* WHAT IS ASKED:
Starting with the line that contains "Decode this image", write out each line through the end of the listing, unchanged. Output nothing else.

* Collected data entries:
..............................

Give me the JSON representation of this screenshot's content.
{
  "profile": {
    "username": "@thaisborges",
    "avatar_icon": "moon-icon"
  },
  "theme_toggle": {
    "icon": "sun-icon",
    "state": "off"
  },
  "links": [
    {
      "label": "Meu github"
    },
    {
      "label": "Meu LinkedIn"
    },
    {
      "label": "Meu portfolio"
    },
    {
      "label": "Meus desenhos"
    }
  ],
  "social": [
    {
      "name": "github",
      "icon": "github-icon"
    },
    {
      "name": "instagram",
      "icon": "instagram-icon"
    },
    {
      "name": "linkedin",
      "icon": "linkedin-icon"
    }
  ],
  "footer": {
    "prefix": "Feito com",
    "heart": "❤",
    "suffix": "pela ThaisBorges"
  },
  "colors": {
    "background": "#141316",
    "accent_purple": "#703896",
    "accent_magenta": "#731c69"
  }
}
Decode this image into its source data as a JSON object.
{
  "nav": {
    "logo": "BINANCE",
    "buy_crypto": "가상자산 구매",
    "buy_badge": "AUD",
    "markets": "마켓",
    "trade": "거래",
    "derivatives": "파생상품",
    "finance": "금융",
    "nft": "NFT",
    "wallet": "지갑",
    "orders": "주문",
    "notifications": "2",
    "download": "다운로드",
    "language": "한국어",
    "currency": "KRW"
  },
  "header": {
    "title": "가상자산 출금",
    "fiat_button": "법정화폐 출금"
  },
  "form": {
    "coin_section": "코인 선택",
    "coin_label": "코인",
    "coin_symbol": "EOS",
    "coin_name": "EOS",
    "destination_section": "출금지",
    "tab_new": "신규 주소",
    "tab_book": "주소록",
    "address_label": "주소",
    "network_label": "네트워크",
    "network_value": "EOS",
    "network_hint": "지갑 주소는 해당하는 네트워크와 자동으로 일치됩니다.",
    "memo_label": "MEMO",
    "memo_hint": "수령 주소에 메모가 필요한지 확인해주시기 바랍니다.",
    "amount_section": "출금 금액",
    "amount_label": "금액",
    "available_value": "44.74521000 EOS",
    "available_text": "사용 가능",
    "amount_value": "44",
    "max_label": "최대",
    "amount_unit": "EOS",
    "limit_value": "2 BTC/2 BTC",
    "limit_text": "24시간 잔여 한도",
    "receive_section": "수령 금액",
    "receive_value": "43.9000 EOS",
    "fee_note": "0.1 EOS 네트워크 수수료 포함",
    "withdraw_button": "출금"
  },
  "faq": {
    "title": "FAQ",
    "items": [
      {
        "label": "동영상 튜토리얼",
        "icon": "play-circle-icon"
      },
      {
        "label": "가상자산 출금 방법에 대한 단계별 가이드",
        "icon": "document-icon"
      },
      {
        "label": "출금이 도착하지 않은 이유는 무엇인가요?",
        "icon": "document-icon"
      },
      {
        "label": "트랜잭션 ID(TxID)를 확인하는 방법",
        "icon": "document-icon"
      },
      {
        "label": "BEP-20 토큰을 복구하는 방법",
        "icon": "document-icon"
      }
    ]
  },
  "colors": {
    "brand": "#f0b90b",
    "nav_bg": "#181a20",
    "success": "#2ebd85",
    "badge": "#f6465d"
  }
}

..............................

* SOLUTION TO THE EXERCISE:
Decode this image into its source data as a JSON object.
{
  "nav": {
    "logo": "BINANCE",
    "buy_crypto": "가상자산 구매",
    "buy_badge": "AUD",
    "markets": "마켓",
    "trade": "거래",
    "derivatives": "파생상품",
    "finance": "금융",
    "nft": "NFT",
    "wallet": "지갑",
    "orders": "주문",
    "notifications": "2",
    "download": "다운로드",
    "language": "한국어",
    "currency": "KRW"
  },
  "header": {
    "title": "가상자산 출금",
    "fiat_button": "법정화폐 출금"
  },
  "form": {
    "coin_section": "코인 선택",
    "coin_label": "코인",
    "coin_symbol": "EOS",
    "coin_name": "EOS",
    "destination_section": "출금지",
    "tab_new": "신규 주소",
    "tab_book": "주소록",
    "address_label": "주소",
    "network_label": "네트워크",
    "network_value": "EOS",
    "network_hint": "지갑 주소는 해당하는 네트워크와 자동으로 일치됩니다.",
    "memo_label": "MEMO",
    "memo_hint": "수령 주소에 메모가 필요한지 확인해주시기 바랍니다.",
    "amount_section": "출금 금액",
    "amount_label": "금액",
    "available_value": "44.74521000 EOS",
    "available_text": "사용 가능",
    "amount_value": "44",
    "max_label": "최대",
    "amount_unit": "EOS",
    "limit_value": "2 BTC/2 BTC",
    "limit_text": "24시간 잔여 한도",
    "receive_section": "수령 금액",
    "receive_value": "43.9000 EOS",
    "fee_note": "0.1 EOS 네트워크 수수료 포함",
    "withdraw_button": "출금"
  },
  "faq": {
    "title": "FAQ",
    "items": [
      {
        "label": "동영상 튜토리얼",
        "icon": "play-circle-icon"
      },
      {
        "label": "가상자산 출금 방법에 대한 단계별 가이드",
        "icon": "document-icon"
      },
      {
        "label": "출금이 도착하지 않은 이유는 무엇인가요?",
        "icon": "document-icon"
      },
      {
        "label": "트랜잭션 ID(TxID)를 확인하는 방법",
        "icon": "document-icon"
      },
      {
        "label": "BEP-20 토큰을 복구하는 방법",
        "icon": "document-icon"
      }
    ]
  },
  "colors": {
    "brand": "#f0b90b",
    "nav_bg": "#181a20",
    "success": "#2ebd85",
    "badge": "#f6465d"
  }
}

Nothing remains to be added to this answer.